◆ **Do this**:
Images embedded in the records are excluded; print everything else exactly as given.

◆ **Material for this task**:
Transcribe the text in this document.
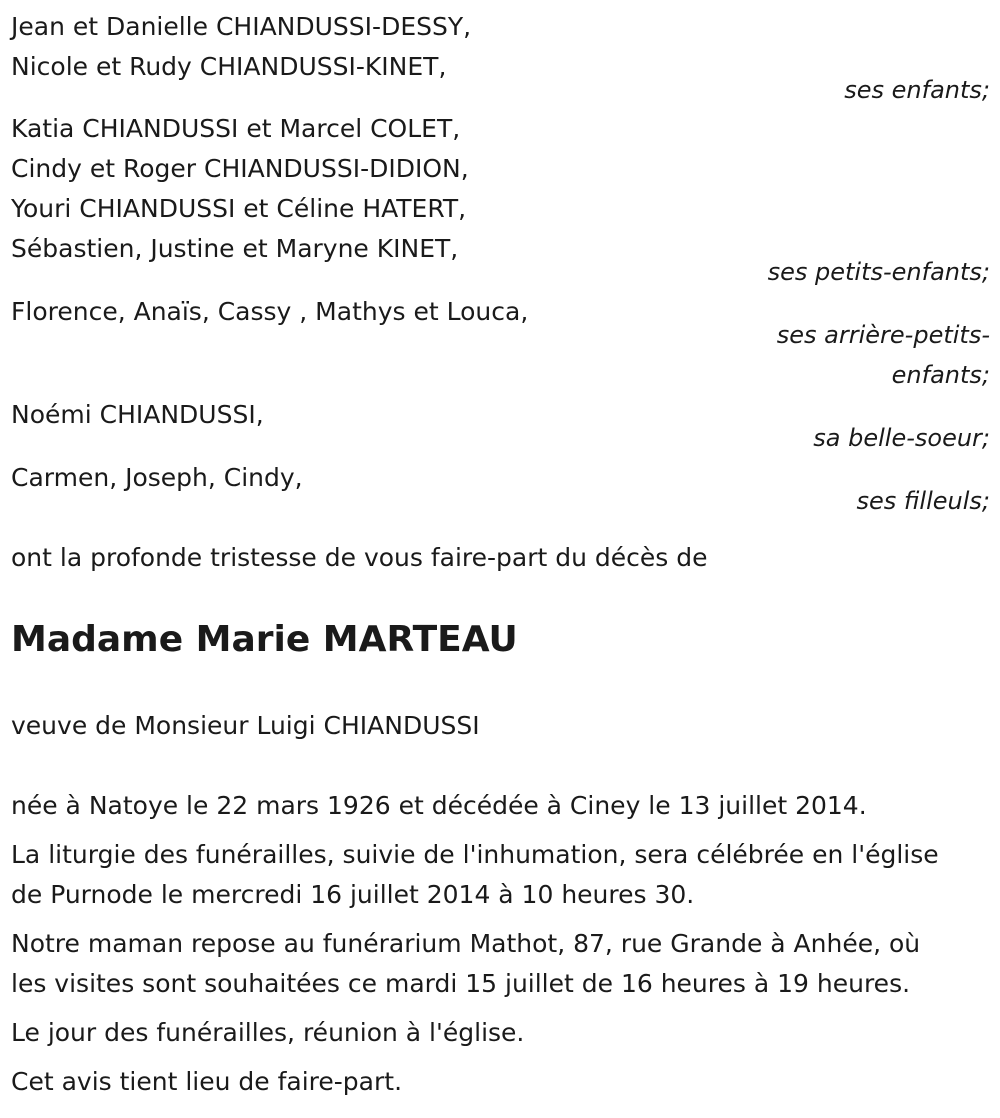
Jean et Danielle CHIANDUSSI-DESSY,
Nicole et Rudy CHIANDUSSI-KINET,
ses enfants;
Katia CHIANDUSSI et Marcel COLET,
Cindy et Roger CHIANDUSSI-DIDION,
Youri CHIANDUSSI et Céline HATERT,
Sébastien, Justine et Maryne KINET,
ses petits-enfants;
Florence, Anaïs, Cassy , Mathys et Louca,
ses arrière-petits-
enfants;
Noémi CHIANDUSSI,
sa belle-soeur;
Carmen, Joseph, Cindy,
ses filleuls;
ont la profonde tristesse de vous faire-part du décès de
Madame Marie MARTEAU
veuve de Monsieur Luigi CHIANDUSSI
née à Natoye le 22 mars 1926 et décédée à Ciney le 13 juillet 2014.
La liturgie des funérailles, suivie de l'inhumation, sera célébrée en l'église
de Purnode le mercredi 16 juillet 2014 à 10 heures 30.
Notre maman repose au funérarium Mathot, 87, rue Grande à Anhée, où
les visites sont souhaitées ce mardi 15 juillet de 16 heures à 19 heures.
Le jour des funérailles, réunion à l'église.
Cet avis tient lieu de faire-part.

◆ **Correct result**:
Transcribe the text in this document.
Jean et Danielle CHIANDUSSI-DESSY,
Nicole et Rudy CHIANDUSSI-KINET,
ses enfants;
Katia CHIANDUSSI et Marcel COLET,
Cindy et Roger CHIANDUSSI-DIDION,
Youri CHIANDUSSI et Céline HATERT,
Sébastien, Justine et Maryne KINET,
ses petits-enfants;
Florence, Anaïs, Cassy , Mathys et Louca,
ses arrière-petits-
enfants;
Noémi CHIANDUSSI,
sa belle-soeur;
Carmen, Joseph, Cindy,
ses filleuls;
ont la profonde tristesse de vous faire-part du décès de
Madame Marie MARTEAU
veuve de Monsieur Luigi CHIANDUSSI
née à Natoye le 22 mars 1926 et décédée à Ciney le 13 juillet 2014.
La liturgie des funérailles, suivie de l'inhumation, sera célébrée en l'église
de Purnode le mercredi 16 juillet 2014 à 10 heures 30.
Notre maman repose au funérarium Mathot, 87, rue Grande à Anhée, où
les visites sont souhaitées ce mardi 15 juillet de 16 heures à 19 heures.
Le jour des funérailles, réunion à l'église.
Cet avis tient lieu de faire-part.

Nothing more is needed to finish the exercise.